[Collected data entries]
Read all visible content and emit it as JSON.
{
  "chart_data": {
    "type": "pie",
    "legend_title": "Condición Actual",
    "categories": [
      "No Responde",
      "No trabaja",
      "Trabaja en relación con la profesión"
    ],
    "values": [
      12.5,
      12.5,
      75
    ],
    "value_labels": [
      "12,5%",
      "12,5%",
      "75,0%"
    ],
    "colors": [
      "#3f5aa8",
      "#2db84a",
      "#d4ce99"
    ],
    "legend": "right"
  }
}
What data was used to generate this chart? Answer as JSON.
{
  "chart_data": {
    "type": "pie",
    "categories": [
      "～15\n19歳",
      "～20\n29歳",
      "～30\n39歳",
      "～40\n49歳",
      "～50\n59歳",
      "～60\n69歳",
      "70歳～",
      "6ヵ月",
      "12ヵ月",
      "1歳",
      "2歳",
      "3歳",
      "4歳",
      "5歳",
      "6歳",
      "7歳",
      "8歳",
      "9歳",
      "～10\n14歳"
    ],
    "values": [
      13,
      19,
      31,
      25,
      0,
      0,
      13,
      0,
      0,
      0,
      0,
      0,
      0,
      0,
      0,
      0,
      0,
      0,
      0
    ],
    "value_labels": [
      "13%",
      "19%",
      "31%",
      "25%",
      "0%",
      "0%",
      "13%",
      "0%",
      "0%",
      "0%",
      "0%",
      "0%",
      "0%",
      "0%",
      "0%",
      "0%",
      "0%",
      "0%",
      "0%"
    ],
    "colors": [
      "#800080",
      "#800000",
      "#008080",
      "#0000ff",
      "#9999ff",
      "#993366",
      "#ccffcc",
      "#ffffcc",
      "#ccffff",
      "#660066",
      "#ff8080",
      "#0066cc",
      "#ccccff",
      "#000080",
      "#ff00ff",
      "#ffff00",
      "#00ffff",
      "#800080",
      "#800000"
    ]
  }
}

**What is asked**
Within the listing above, copy each line that has the string "JSON".

**In response**
Read all visible content and emit it as JSON.
What data was used to generate this chart? Answer as JSON.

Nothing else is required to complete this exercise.